* [What is being asked]:
Report how many lines include the word "name", and nothing besides that number.
## Begin Task inputs
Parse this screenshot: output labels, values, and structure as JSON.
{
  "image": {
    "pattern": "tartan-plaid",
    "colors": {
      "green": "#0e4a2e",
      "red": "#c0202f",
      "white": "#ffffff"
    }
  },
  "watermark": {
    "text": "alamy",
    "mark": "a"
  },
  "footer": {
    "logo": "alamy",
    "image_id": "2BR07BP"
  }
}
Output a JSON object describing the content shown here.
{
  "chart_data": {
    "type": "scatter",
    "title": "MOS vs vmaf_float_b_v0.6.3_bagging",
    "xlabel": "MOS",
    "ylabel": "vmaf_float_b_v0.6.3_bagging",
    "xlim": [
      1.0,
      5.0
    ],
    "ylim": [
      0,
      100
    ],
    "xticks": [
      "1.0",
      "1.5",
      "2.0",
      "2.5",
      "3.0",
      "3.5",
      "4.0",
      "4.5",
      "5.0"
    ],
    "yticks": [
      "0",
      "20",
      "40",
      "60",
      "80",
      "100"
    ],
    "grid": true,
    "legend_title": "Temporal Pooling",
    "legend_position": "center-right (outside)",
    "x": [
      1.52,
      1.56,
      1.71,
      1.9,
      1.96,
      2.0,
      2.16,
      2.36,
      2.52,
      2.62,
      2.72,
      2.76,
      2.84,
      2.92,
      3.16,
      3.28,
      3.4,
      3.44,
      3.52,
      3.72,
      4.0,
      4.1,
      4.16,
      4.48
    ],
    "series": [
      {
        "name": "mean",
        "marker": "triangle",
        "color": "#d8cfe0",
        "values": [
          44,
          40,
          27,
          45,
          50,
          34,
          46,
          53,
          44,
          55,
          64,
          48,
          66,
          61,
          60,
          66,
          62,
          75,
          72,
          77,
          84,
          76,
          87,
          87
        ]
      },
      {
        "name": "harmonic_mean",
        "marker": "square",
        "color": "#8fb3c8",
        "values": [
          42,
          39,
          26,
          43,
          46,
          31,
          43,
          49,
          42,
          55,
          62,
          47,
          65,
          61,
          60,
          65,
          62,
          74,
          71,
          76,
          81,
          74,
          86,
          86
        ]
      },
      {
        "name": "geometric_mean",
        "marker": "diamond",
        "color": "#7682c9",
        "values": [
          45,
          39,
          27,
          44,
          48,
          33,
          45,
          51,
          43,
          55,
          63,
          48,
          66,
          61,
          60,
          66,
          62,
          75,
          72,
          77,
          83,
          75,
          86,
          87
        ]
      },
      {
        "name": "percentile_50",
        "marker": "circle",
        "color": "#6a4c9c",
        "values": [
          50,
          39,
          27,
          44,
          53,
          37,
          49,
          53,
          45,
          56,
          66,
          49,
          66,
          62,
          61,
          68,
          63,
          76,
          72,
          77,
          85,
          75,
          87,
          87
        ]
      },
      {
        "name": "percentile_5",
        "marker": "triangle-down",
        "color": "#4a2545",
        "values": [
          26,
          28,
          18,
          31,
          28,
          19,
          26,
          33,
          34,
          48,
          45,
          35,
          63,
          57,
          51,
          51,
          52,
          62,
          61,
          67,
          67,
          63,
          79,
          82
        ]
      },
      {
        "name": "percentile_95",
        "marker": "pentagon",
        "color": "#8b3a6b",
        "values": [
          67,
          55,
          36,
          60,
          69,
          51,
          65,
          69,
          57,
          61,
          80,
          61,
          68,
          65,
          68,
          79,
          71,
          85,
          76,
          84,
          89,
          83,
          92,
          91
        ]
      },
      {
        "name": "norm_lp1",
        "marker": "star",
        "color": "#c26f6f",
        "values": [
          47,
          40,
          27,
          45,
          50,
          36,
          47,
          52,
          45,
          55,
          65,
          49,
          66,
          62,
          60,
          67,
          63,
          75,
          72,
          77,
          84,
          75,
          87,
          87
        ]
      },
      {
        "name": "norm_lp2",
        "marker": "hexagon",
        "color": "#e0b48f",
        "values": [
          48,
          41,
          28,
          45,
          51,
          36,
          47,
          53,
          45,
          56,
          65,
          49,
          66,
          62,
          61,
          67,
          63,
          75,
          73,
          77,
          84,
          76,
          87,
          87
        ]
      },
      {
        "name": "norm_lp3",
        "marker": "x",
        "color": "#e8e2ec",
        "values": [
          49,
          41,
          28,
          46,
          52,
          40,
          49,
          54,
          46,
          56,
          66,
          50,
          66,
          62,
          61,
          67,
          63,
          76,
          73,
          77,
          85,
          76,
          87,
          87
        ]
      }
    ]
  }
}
## End Task inputs
* [Finished exercise]:
9